■ **Exercise aim**
Wherever the string "Bureaux" appears in the listing, copy that line.

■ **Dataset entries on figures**

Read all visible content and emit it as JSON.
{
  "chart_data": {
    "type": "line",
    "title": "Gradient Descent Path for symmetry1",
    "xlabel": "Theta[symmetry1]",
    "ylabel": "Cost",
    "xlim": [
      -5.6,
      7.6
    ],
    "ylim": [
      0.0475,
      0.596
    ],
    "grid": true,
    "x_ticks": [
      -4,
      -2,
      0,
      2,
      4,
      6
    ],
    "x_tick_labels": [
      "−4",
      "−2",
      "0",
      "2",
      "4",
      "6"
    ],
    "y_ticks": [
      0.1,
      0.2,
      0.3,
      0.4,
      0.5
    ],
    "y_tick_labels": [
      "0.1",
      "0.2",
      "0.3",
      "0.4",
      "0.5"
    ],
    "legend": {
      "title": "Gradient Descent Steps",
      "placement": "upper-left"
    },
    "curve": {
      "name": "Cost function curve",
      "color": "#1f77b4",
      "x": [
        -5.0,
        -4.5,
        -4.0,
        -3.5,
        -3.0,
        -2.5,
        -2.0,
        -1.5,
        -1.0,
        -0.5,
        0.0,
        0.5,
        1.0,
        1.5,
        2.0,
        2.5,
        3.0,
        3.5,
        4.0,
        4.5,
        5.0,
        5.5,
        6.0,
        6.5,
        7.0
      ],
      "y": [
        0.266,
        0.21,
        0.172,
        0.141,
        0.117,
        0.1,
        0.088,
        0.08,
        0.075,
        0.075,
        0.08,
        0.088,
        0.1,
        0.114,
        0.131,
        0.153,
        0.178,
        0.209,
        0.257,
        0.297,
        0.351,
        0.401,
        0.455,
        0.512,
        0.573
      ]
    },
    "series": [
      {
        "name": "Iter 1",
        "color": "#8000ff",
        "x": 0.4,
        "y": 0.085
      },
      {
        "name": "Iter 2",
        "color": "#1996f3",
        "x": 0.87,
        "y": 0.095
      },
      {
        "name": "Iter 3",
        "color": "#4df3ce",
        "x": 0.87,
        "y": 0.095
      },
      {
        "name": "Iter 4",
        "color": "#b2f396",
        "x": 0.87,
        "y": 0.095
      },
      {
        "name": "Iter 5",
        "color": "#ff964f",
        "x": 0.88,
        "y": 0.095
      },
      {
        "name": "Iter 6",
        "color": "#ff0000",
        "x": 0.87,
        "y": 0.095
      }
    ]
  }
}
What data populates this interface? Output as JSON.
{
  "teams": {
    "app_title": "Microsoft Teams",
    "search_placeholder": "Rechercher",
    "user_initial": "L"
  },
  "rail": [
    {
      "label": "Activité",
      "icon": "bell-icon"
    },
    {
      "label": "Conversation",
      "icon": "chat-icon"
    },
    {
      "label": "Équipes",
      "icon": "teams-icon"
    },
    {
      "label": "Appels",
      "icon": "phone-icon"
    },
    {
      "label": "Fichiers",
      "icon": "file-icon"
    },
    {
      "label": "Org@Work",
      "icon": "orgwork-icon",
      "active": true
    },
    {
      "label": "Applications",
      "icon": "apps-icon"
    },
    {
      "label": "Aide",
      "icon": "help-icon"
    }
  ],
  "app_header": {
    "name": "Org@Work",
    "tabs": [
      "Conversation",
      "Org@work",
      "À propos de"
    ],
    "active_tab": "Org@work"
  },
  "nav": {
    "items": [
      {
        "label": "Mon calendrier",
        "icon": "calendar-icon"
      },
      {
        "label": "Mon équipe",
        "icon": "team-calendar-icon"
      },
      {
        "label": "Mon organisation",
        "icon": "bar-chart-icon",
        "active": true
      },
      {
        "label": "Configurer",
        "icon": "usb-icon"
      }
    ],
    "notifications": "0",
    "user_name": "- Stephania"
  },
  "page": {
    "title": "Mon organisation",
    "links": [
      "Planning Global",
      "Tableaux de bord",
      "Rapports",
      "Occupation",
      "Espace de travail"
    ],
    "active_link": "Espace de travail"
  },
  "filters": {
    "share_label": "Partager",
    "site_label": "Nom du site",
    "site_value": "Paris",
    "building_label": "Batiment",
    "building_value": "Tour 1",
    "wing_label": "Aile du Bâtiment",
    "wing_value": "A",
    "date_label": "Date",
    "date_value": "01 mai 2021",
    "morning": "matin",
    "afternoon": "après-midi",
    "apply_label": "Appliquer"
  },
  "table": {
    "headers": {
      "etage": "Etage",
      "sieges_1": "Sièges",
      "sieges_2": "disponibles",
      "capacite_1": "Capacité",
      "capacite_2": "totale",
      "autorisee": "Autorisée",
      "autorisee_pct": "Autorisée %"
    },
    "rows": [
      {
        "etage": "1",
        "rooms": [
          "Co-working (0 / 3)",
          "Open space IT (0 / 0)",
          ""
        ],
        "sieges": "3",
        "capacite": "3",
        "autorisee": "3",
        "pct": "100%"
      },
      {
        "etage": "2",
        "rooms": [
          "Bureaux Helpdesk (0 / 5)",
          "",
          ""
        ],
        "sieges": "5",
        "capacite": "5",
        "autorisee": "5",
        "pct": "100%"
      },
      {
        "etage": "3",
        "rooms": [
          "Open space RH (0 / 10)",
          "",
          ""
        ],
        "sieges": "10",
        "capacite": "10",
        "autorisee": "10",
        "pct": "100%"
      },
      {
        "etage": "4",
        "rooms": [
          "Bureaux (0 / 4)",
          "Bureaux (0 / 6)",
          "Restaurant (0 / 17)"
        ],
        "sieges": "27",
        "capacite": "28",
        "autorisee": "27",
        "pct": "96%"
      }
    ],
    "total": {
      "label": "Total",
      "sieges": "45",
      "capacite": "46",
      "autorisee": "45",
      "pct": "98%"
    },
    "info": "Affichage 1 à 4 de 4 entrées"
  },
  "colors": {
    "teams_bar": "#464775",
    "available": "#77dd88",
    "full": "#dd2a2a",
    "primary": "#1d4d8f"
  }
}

■ **Written solution**
          "Bureaux Helpdesk (0 / 5)",
          "Bureaux (0 / 4)",
          "Bureaux (0 / 6)",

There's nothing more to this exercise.